▼

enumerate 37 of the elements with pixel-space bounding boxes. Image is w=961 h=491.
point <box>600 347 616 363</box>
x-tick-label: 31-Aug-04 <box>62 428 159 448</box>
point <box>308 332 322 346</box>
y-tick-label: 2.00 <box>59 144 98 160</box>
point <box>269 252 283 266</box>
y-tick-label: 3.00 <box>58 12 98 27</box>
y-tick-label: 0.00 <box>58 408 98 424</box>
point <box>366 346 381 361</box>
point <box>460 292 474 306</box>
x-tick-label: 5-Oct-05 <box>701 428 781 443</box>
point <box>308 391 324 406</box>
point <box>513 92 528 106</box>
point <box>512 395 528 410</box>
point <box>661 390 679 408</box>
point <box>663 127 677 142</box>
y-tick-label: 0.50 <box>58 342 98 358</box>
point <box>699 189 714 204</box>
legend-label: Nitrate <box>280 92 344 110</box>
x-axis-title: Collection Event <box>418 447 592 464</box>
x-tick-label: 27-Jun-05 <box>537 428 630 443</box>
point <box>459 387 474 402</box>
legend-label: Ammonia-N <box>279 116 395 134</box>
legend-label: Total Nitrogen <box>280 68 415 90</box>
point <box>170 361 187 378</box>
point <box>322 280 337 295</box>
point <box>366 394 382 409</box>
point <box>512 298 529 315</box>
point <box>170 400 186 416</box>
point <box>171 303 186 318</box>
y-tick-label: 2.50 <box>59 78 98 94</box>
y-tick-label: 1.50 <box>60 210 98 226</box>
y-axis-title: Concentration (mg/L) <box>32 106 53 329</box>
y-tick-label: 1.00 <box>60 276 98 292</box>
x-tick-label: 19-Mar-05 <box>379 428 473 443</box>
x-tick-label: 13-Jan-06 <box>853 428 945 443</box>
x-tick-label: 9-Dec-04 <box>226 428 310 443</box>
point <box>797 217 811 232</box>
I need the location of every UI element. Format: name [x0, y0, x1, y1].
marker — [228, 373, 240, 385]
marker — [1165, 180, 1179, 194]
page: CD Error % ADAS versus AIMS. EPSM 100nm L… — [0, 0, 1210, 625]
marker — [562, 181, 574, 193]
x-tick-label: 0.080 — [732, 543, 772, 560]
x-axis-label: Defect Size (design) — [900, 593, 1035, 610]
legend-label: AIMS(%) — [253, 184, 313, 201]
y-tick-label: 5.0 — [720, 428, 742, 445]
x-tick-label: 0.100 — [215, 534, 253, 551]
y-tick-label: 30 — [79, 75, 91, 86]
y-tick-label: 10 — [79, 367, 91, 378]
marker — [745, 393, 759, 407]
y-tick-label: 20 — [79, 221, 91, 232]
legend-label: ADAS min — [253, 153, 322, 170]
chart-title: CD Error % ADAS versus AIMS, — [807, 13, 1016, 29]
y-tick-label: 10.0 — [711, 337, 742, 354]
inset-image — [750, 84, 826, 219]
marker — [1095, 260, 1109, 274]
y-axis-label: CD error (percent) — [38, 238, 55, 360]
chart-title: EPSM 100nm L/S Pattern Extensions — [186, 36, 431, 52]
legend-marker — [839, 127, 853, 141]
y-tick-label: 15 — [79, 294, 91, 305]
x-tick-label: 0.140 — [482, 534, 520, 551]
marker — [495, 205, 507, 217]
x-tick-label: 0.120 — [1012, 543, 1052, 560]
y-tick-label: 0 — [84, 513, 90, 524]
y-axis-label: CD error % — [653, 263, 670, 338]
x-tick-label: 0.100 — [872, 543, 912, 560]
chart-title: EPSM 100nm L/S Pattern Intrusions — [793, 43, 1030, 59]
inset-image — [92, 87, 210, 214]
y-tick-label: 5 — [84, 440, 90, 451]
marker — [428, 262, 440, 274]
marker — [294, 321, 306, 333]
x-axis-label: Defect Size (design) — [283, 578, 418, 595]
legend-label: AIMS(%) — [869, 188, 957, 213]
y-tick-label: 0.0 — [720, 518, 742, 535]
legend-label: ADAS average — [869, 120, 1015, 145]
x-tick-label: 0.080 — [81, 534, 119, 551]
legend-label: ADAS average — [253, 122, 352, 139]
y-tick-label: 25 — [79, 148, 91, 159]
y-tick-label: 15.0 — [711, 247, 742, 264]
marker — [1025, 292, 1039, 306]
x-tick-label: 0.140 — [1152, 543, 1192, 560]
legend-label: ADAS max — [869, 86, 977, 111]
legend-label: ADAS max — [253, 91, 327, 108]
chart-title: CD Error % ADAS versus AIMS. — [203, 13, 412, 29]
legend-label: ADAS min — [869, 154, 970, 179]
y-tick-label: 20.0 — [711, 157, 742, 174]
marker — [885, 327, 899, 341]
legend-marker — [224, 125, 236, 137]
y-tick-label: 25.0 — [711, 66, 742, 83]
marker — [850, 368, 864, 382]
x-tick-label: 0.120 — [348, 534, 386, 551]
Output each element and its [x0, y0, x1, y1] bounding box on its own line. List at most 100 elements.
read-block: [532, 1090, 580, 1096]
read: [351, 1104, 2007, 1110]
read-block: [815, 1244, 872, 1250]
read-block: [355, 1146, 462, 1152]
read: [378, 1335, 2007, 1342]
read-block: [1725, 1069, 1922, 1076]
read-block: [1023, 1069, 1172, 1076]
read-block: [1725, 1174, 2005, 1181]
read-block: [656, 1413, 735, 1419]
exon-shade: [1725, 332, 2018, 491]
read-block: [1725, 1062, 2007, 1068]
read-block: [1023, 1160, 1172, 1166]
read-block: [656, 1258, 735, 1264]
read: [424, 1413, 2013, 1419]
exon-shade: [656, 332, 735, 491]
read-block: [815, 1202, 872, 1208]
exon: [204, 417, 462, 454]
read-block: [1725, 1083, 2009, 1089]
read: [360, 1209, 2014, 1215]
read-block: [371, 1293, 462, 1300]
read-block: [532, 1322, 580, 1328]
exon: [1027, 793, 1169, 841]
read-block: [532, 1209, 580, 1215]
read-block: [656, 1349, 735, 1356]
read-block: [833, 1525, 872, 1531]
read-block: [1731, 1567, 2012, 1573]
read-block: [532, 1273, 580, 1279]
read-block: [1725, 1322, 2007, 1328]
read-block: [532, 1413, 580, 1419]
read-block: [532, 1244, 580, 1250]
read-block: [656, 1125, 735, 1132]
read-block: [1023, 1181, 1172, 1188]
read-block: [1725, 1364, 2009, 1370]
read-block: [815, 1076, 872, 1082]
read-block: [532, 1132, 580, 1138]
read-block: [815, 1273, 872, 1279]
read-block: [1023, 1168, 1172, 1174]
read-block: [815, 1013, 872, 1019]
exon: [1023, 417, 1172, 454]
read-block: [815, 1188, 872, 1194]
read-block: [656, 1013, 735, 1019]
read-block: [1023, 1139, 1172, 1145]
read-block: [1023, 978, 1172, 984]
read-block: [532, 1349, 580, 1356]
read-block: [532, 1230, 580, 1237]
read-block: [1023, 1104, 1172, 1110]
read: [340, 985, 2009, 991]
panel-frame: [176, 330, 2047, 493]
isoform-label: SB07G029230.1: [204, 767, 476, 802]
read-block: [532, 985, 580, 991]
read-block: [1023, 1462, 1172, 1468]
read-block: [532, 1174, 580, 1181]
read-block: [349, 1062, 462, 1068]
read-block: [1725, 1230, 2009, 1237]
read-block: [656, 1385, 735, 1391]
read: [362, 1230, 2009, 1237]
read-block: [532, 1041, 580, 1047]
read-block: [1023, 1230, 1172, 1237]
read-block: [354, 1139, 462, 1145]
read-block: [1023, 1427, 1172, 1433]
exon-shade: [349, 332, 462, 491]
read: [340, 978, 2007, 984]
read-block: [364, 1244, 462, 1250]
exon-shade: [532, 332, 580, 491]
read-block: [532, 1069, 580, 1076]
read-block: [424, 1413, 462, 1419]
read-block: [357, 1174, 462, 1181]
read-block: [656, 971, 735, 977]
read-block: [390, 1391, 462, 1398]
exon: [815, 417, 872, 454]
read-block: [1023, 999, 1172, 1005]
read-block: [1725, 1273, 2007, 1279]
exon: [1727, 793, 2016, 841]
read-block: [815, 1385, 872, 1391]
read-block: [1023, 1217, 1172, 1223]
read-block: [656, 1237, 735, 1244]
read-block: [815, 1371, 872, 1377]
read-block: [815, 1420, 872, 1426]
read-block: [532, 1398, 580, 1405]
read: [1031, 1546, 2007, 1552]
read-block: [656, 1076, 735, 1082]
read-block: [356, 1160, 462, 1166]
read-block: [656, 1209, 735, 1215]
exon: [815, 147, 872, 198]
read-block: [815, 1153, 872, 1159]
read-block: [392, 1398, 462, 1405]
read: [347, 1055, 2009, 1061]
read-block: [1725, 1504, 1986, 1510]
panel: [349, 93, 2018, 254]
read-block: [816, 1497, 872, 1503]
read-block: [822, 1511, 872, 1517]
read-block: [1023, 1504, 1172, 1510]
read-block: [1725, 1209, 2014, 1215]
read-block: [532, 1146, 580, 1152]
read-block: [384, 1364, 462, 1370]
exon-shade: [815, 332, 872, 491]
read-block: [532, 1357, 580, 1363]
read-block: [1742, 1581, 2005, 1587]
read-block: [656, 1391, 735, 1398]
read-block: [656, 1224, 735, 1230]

▲

Reproduce the listing from its first line through the line containing "y-tick-label: 3.00 <box>58 12 98 27</box>", including both of those lines, with every line unchanged.

- _Final answer_
enumerate 37 of the elements with pixel-space bounding boxes. Image is w=961 h=491.
point <box>600 347 616 363</box>
x-tick-label: 31-Aug-04 <box>62 428 159 448</box>
point <box>308 332 322 346</box>
y-tick-label: 2.00 <box>59 144 98 160</box>
point <box>269 252 283 266</box>
y-tick-label: 3.00 <box>58 12 98 27</box>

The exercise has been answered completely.